Aim:
Return the complete listing that follows, with each line reproduced exactly.

* Start Records for this exercise *

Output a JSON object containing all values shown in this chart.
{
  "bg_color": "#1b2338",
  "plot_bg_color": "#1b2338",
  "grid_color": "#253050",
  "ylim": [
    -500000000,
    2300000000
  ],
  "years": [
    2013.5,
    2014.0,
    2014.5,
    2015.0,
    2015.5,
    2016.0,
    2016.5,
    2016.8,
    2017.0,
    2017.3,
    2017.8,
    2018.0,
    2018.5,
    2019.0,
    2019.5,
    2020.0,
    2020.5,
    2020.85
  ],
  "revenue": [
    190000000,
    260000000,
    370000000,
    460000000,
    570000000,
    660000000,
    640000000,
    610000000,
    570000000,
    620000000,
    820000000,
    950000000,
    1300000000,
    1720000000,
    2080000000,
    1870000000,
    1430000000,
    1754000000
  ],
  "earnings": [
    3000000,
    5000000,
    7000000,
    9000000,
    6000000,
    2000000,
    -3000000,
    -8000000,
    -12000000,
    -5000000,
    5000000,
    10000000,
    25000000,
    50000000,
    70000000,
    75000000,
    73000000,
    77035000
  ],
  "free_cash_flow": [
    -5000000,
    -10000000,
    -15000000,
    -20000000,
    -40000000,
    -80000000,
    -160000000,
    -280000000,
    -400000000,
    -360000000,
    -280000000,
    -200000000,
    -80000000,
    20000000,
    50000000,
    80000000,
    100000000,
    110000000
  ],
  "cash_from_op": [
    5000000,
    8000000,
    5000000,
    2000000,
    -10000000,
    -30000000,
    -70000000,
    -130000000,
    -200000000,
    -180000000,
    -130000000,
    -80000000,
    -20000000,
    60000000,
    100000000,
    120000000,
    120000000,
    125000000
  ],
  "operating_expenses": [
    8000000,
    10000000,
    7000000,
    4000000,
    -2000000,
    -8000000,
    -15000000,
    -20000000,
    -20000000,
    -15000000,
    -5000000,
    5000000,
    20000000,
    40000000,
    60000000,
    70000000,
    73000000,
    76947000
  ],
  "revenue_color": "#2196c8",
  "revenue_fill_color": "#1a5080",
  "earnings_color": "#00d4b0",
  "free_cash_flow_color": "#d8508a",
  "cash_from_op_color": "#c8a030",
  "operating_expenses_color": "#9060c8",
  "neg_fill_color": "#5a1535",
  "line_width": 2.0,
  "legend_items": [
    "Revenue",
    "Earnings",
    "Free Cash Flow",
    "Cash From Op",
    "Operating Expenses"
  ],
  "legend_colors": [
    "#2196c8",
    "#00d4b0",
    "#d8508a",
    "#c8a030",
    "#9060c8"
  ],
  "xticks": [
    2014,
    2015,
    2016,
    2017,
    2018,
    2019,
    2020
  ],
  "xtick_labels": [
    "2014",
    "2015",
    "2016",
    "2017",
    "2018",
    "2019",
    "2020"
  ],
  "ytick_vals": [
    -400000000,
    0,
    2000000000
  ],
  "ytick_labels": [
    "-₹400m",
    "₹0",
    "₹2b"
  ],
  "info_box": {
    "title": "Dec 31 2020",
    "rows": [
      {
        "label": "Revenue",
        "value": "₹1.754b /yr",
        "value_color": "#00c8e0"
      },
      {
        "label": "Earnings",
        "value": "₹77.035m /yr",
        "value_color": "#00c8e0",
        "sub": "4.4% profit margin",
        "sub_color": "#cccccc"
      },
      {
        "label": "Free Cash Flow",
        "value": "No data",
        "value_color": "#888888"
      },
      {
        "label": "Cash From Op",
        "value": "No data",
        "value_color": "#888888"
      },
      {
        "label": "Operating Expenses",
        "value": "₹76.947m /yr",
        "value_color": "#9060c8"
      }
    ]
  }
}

* End Records for this exercise *

Result below:
Output a JSON object containing all values shown in this chart.
{
  "bg_color": "#1b2338",
  "plot_bg_color": "#1b2338",
  "grid_color": "#253050",
  "ylim": [
    -500000000,
    2300000000
  ],
  "years": [
    2013.5,
    2014.0,
    2014.5,
    2015.0,
    2015.5,
    2016.0,
    2016.5,
    2016.8,
    2017.0,
    2017.3,
    2017.8,
    2018.0,
    2018.5,
    2019.0,
    2019.5,
    2020.0,
    2020.5,
    2020.85
  ],
  "revenue": [
    190000000,
    260000000,
    370000000,
    460000000,
    570000000,
    660000000,
    640000000,
    610000000,
    570000000,
    620000000,
    820000000,
    950000000,
    1300000000,
    1720000000,
    2080000000,
    1870000000,
    1430000000,
    1754000000
  ],
  "earnings": [
    3000000,
    5000000,
    7000000,
    9000000,
    6000000,
    2000000,
    -3000000,
    -8000000,
    -12000000,
    -5000000,
    5000000,
    10000000,
    25000000,
    50000000,
    70000000,
    75000000,
    73000000,
    77035000
  ],
  "free_cash_flow": [
    -5000000,
    -10000000,
    -15000000,
    -20000000,
    -40000000,
    -80000000,
    -160000000,
    -280000000,
    -400000000,
    -360000000,
    -280000000,
    -200000000,
    -80000000,
    20000000,
    50000000,
    80000000,
    100000000,
    110000000
  ],
  "cash_from_op": [
    5000000,
    8000000,
    5000000,
    2000000,
    -10000000,
    -30000000,
    -70000000,
    -130000000,
    -200000000,
    -180000000,
    -130000000,
    -80000000,
    -20000000,
    60000000,
    100000000,
    120000000,
    120000000,
    125000000
  ],
  "operating_expenses": [
    8000000,
    10000000,
    7000000,
    4000000,
    -2000000,
    -8000000,
    -15000000,
    -20000000,
    -20000000,
    -15000000,
    -5000000,
    5000000,
    20000000,
    40000000,
    60000000,
    70000000,
    73000000,
    76947000
  ],
  "revenue_color": "#2196c8",
  "revenue_fill_color": "#1a5080",
  "earnings_color": "#00d4b0",
  "free_cash_flow_color": "#d8508a",
  "cash_from_op_color": "#c8a030",
  "operating_expenses_color": "#9060c8",
  "neg_fill_color": "#5a1535",
  "line_width": 2.0,
  "legend_items": [
    "Revenue",
    "Earnings",
    "Free Cash Flow",
    "Cash From Op",
    "Operating Expenses"
  ],
  "legend_colors": [
    "#2196c8",
    "#00d4b0",
    "#d8508a",
    "#c8a030",
    "#9060c8"
  ],
  "xticks": [
    2014,
    2015,
    2016,
    2017,
    2018,
    2019,
    2020
  ],
  "xtick_labels": [
    "2014",
    "2015",
    "2016",
    "2017",
    "2018",
    "2019",
    "2020"
  ],
  "ytick_vals": [
    -400000000,
    0,
    2000000000
  ],
  "ytick_labels": [
    "-₹400m",
    "₹0",
    "₹2b"
  ],
  "info_box": {
    "title": "Dec 31 2020",
    "rows": [
      {
        "label": "Revenue",
        "value": "₹1.754b /yr",
        "value_color": "#00c8e0"
      },
      {
        "label": "Earnings",
        "value": "₹77.035m /yr",
        "value_color": "#00c8e0",
        "sub": "4.4% profit margin",
        "sub_color": "#cccccc"
      },
      {
        "label": "Free Cash Flow",
        "value": "No data",
        "value_color": "#888888"
      },
      {
        "label": "Cash From Op",
        "value": "No data",
        "value_color": "#888888"
      },
      {
        "label": "Operating Expenses",
        "value": "₹76.947m /yr",
        "value_color": "#9060c8"
      }
    ]
  }
}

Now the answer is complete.